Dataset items
■ ■ ■
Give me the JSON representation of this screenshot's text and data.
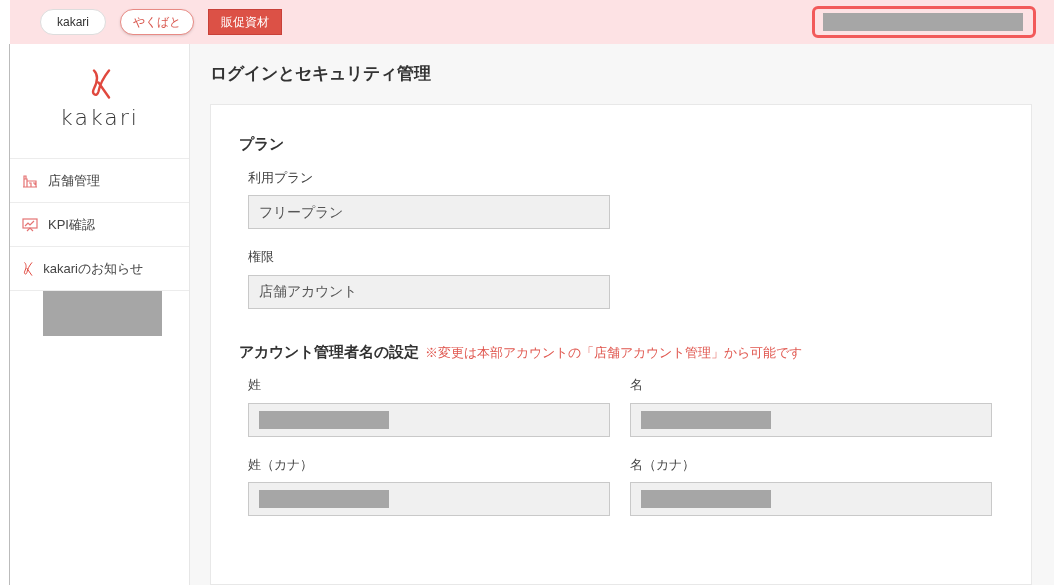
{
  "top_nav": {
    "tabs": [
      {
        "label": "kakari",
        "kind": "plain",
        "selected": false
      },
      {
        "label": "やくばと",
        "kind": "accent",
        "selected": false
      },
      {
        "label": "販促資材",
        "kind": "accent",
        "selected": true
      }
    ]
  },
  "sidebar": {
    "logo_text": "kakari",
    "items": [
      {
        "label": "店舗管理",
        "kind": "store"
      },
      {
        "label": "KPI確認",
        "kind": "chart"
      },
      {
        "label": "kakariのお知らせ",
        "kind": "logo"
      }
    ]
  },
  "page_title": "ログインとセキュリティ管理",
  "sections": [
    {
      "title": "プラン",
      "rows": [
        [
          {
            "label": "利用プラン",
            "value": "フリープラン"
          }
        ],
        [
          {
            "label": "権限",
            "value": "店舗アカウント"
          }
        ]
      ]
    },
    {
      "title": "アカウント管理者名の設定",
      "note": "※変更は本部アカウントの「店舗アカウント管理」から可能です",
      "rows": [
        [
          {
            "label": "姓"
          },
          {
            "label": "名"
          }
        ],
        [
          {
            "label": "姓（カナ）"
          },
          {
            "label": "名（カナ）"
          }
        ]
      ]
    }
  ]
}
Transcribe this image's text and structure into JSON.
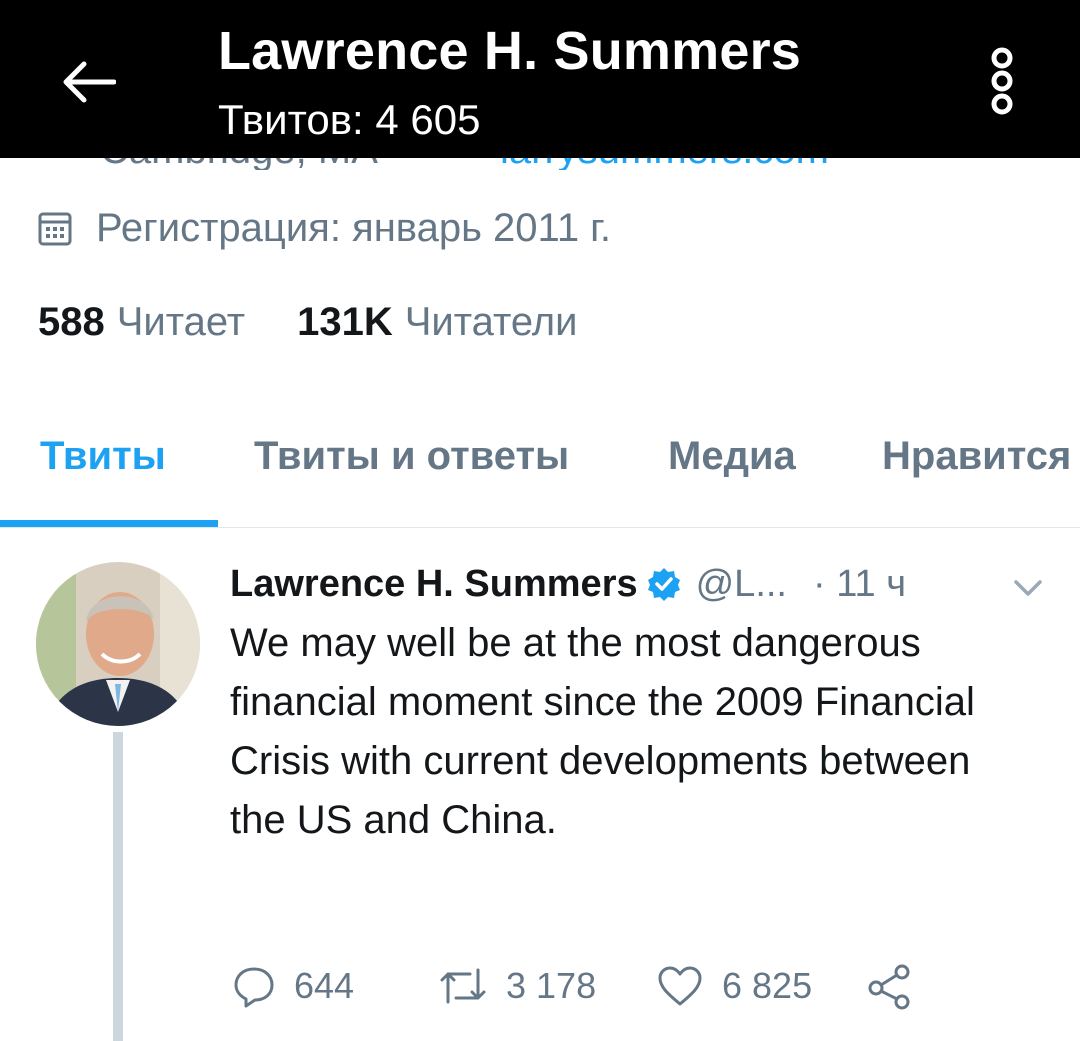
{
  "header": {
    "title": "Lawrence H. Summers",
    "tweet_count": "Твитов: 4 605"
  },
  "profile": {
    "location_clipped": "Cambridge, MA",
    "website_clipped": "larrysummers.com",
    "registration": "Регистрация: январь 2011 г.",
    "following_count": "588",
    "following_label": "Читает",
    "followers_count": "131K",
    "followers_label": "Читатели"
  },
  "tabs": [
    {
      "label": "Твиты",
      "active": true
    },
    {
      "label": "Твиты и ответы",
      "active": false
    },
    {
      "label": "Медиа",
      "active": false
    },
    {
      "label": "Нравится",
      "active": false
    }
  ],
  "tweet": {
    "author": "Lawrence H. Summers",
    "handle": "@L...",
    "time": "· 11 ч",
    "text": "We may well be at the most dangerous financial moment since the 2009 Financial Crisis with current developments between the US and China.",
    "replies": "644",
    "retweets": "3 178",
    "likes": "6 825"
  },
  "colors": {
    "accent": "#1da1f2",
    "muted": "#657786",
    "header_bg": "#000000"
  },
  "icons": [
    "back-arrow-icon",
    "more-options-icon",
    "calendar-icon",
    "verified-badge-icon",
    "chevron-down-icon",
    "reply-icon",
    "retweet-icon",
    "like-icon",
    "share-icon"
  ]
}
■ ■ ■
- Short exercise
Repeat the lines above exactly, and keep every picture out.

- Exercise output
Give me the JSON representation of this screenshot's text and data.
{
  "top_nav": {
    "tabs": [
      {
        "label": "kakari",
        "kind": "plain",
        "selected": false
      },
      {
        "label": "やくばと",
        "kind": "accent",
        "selected": false
      },
      {
        "label": "販促資材",
        "kind": "accent",
        "selected": true
      }
    ]
  },
  "sidebar": {
    "logo_text": "kakari",
    "items": [
      {
        "label": "店舗管理",
        "kind": "store"
      },
      {
        "label": "KPI確認",
        "kind": "chart"
      },
      {
        "label": "kakariのお知らせ",
        "kind": "logo"
      }
    ]
  },
  "page_title": "ログインとセキュリティ管理",
  "sections": [
    {
      "title": "プラン",
      "rows": [
        [
          {
            "label": "利用プラン",
            "value": "フリープラン"
          }
        ],
        [
          {
            "label": "権限",
            "value": "店舗アカウント"
          }
        ]
      ]
    },
    {
      "title": "アカウント管理者名の設定",
      "note": "※変更は本部アカウントの「店舗アカウント管理」から可能です",
      "rows": [
        [
          {
            "label": "姓"
          },
          {
            "label": "名"
          }
        ],
        [
          {
            "label": "姓（カナ）"
          },
          {
            "label": "名（カナ）"
          }
        ]
      ]
    }
  ]
}
Transcribe this image's text and structure into JSON.
{
  "header": {
    "title": "Lawrence H. Summers",
    "tweet_count": "Твитов: 4 605"
  },
  "profile": {
    "location_clipped": "Cambridge, MA",
    "website_clipped": "larrysummers.com",
    "registration": "Регистрация: январь 2011 г.",
    "following_count": "588",
    "following_label": "Читает",
    "followers_count": "131K",
    "followers_label": "Читатели"
  },
  "tabs": [
    {
      "label": "Твиты",
      "active": true
    },
    {
      "label": "Твиты и ответы",
      "active": false
    },
    {
      "label": "Медиа",
      "active": false
    },
    {
      "label": "Нравится",
      "active": false
    }
  ],
  "tweet": {
    "author": "Lawrence H. Summers",
    "handle": "@L...",
    "time": "· 11 ч",
    "text": "We may well be at the most dangerous financial moment since the 2009 Financial Crisis with current developments between the US and China.",
    "replies": "644",
    "retweets": "3 178",
    "likes": "6 825"
  },
  "colors": {
    "accent": "#1da1f2",
    "muted": "#657786",
    "header_bg": "#000000"
  },
  "icons": [
    "back-arrow-icon",
    "more-options-icon",
    "calendar-icon",
    "verified-badge-icon",
    "chevron-down-icon",
    "reply-icon",
    "retweet-icon",
    "like-icon",
    "share-icon"
  ]
}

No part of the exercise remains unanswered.